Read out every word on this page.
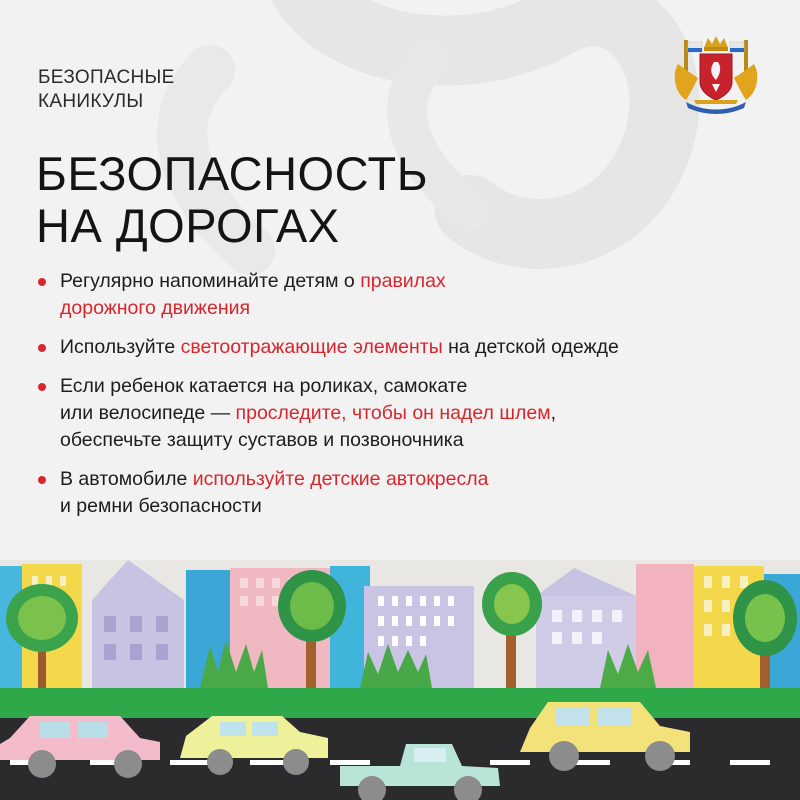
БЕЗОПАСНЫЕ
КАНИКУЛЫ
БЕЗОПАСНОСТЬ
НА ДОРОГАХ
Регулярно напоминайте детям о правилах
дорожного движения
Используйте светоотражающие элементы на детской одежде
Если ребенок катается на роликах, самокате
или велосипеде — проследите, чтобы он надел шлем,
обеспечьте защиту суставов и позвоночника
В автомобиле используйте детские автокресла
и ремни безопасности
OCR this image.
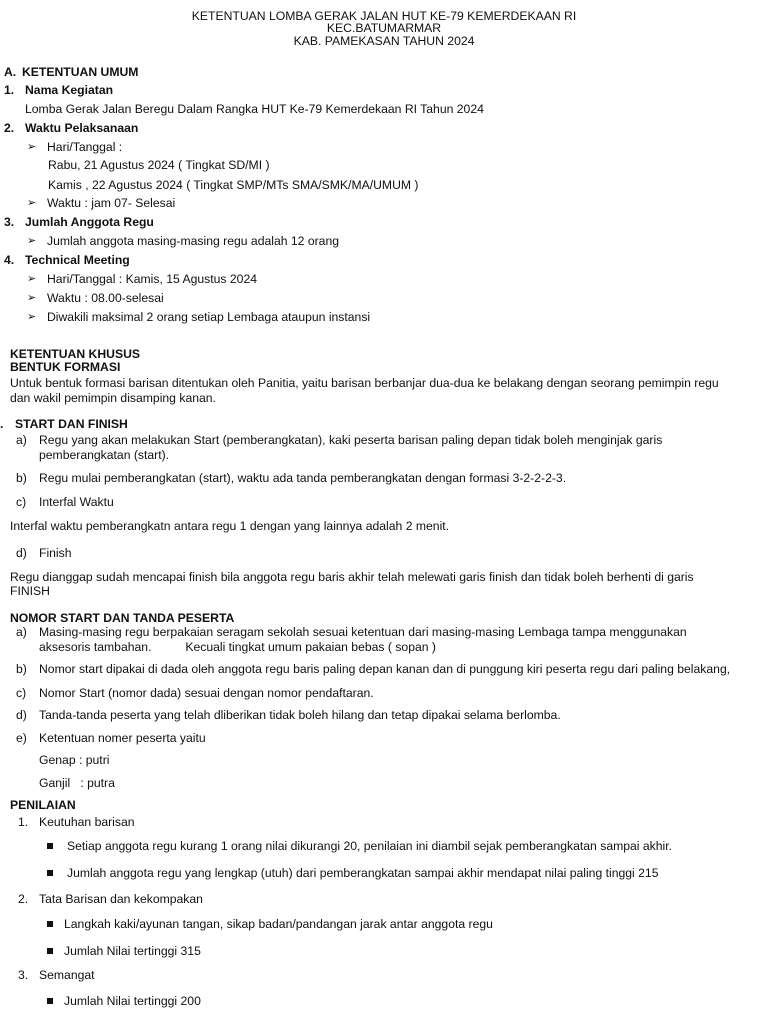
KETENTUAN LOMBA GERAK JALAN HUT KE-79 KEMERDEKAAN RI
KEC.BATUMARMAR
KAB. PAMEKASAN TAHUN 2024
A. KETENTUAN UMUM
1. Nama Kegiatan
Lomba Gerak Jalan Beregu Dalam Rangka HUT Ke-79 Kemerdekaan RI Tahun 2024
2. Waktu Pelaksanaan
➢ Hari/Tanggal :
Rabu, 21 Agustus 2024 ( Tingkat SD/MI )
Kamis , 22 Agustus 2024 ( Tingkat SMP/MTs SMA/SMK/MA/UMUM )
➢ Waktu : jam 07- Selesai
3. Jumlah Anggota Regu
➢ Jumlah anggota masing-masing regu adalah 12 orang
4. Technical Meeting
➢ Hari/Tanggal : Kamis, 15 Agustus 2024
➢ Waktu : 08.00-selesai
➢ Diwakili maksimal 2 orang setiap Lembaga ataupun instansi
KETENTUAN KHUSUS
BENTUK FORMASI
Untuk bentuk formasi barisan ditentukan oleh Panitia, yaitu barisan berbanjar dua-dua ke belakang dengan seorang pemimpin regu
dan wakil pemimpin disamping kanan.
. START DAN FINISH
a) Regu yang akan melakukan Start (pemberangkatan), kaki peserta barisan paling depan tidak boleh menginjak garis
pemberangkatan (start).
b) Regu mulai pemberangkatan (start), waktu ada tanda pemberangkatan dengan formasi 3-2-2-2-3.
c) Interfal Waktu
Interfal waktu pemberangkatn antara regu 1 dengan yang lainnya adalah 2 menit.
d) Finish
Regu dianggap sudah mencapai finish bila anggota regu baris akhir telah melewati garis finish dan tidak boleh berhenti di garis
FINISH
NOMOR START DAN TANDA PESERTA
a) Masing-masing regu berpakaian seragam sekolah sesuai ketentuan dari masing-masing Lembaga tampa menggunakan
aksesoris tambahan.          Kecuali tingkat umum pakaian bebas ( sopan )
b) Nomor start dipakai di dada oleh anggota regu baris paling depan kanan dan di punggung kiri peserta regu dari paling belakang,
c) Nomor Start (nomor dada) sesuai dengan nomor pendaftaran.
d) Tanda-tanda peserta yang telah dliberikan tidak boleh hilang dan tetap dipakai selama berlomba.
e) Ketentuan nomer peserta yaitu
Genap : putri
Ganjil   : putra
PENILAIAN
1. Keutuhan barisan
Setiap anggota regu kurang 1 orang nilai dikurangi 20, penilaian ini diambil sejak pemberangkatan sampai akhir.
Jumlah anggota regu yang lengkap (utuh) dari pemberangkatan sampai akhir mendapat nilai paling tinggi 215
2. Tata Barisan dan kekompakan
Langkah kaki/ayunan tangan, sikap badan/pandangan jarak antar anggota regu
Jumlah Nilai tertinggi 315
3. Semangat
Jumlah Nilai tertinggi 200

----------------------------------------

**Stated goal**. Skip the pictures, then retype every line above exactly.

**Task result**.
Read out every word on this page.
БЕЗОПАСНЫЕ
КАНИКУЛЫ
БЕЗОПАСНОСТЬ
НА ДОРОГАХ
Регулярно напоминайте детям о правилах
дорожного движения
Используйте светоотражающие элементы на детской одежде
Если ребенок катается на роликах, самокате
или велосипеде — проследите, чтобы он надел шлем,
обеспечьте защиту суставов и позвоночника
В автомобиле используйте детские автокресла
и ремни безопасности
OCR this image.
KETENTUAN LOMBA GERAK JALAN HUT KE-79 KEMERDEKAAN RI
KEC.BATUMARMAR
KAB. PAMEKASAN TAHUN 2024
A. KETENTUAN UMUM
1. Nama Kegiatan
Lomba Gerak Jalan Beregu Dalam Rangka HUT Ke-79 Kemerdekaan RI Tahun 2024
2. Waktu Pelaksanaan
➢ Hari/Tanggal :
Rabu, 21 Agustus 2024 ( Tingkat SD/MI )
Kamis , 22 Agustus 2024 ( Tingkat SMP/MTs SMA/SMK/MA/UMUM )
➢ Waktu : jam 07- Selesai
3. Jumlah Anggota Regu
➢ Jumlah anggota masing-masing regu adalah 12 orang
4. Technical Meeting
➢ Hari/Tanggal : Kamis, 15 Agustus 2024
➢ Waktu : 08.00-selesai
➢ Diwakili maksimal 2 orang setiap Lembaga ataupun instansi
KETENTUAN KHUSUS
BENTUK FORMASI
Untuk bentuk formasi barisan ditentukan oleh Panitia, yaitu barisan berbanjar dua-dua ke belakang dengan seorang pemimpin regu
dan wakil pemimpin disamping kanan.
. START DAN FINISH
a) Regu yang akan melakukan Start (pemberangkatan), kaki peserta barisan paling depan tidak boleh menginjak garis
pemberangkatan (start).
b) Regu mulai pemberangkatan (start), waktu ada tanda pemberangkatan dengan formasi 3-2-2-2-3.
c) Interfal Waktu
Interfal waktu pemberangkatn antara regu 1 dengan yang lainnya adalah 2 menit.
d) Finish
Regu dianggap sudah mencapai finish bila anggota regu baris akhir telah melewati garis finish dan tidak boleh berhenti di garis
FINISH
NOMOR START DAN TANDA PESERTA
a) Masing-masing regu berpakaian seragam sekolah sesuai ketentuan dari masing-masing Lembaga tampa menggunakan
aksesoris tambahan.          Kecuali tingkat umum pakaian bebas ( sopan )
b) Nomor start dipakai di dada oleh anggota regu baris paling depan kanan dan di punggung kiri peserta regu dari paling belakang,
c) Nomor Start (nomor dada) sesuai dengan nomor pendaftaran.
d) Tanda-tanda peserta yang telah dliberikan tidak boleh hilang dan tetap dipakai selama berlomba.
e) Ketentuan nomer peserta yaitu
Genap : putri
Ganjil   : putra
PENILAIAN
1. Keutuhan barisan
Setiap anggota regu kurang 1 orang nilai dikurangi 20, penilaian ini diambil sejak pemberangkatan sampai akhir.
Jumlah anggota regu yang lengkap (utuh) dari pemberangkatan sampai akhir mendapat nilai paling tinggi 215
2. Tata Barisan dan kekompakan
Langkah kaki/ayunan tangan, sikap badan/pandangan jarak antar anggota regu
Jumlah Nilai tertinggi 315
3. Semangat
Jumlah Nilai tertinggi 200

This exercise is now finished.